Return the records that follow unaltered. Omit every picture.

— start Recorded data —

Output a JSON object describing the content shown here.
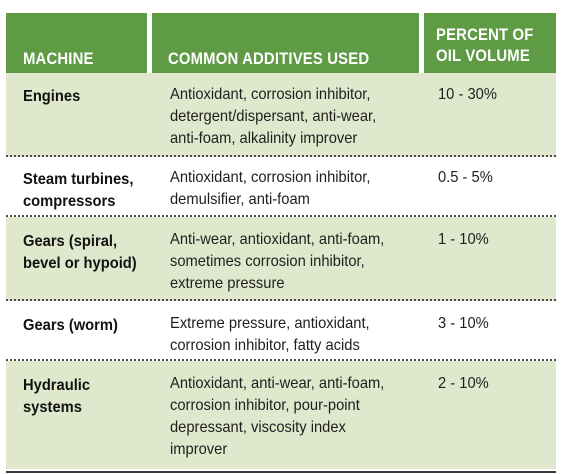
{
  "columns": {
    "machine": "MACHINE",
    "additives": "COMMON ADDITIVES USED",
    "percent_line1": "PERCENT OF",
    "percent_line2": "OIL VOLUME"
  },
  "rows": [
    {
      "machine": [
        "Engines"
      ],
      "additives": [
        "Antioxidant, corrosion inhibitor,",
        "detergent/dispersant, anti-wear,",
        "anti-foam, alkalinity improver"
      ],
      "percent": "10 - 30%"
    },
    {
      "machine": [
        "Steam turbines,",
        "compressors"
      ],
      "additives": [
        "Antioxidant, corrosion inhibitor,",
        "demulsifier, anti-foam"
      ],
      "percent": "0.5 - 5%"
    },
    {
      "machine": [
        "Gears (spiral,",
        "bevel or hypoid)"
      ],
      "additives": [
        "Anti-wear, antioxidant, anti-foam,",
        "sometimes corrosion inhibitor,",
        "extreme pressure"
      ],
      "percent": "1 - 10%"
    },
    {
      "machine": [
        "Gears (worm)"
      ],
      "additives": [
        "Extreme pressure, antioxidant,",
        "corrosion inhibitor, fatty acids"
      ],
      "percent": "3 - 10%"
    },
    {
      "machine": [
        "Hydraulic",
        "systems"
      ],
      "additives": [
        "Antioxidant, anti-wear, anti-foam,",
        "corrosion inhibitor, pour-point",
        "depressant, viscosity index",
        "improver"
      ],
      "percent": "2 - 10%"
    }
  ],
  "colors": {
    "header_green": "#5f9a44",
    "row_green": "#dfe8cc",
    "row_white": "#ffffff"
  }
}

— end Recorded data —

#### [Result of this exercise]
Output a JSON object describing the content shown here.
{
  "columns": {
    "machine": "MACHINE",
    "additives": "COMMON ADDITIVES USED",
    "percent_line1": "PERCENT OF",
    "percent_line2": "OIL VOLUME"
  },
  "rows": [
    {
      "machine": [
        "Engines"
      ],
      "additives": [
        "Antioxidant, corrosion inhibitor,",
        "detergent/dispersant, anti-wear,",
        "anti-foam, alkalinity improver"
      ],
      "percent": "10 - 30%"
    },
    {
      "machine": [
        "Steam turbines,",
        "compressors"
      ],
      "additives": [
        "Antioxidant, corrosion inhibitor,",
        "demulsifier, anti-foam"
      ],
      "percent": "0.5 - 5%"
    },
    {
      "machine": [
        "Gears (spiral,",
        "bevel or hypoid)"
      ],
      "additives": [
        "Anti-wear, antioxidant, anti-foam,",
        "sometimes corrosion inhibitor,",
        "extreme pressure"
      ],
      "percent": "1 - 10%"
    },
    {
      "machine": [
        "Gears (worm)"
      ],
      "additives": [
        "Extreme pressure, antioxidant,",
        "corrosion inhibitor, fatty acids"
      ],
      "percent": "3 - 10%"
    },
    {
      "machine": [
        "Hydraulic",
        "systems"
      ],
      "additives": [
        "Antioxidant, anti-wear, anti-foam,",
        "corrosion inhibitor, pour-point",
        "depressant, viscosity index",
        "improver"
      ],
      "percent": "2 - 10%"
    }
  ],
  "colors": {
    "header_green": "#5f9a44",
    "row_green": "#dfe8cc",
    "row_white": "#ffffff"
  }
}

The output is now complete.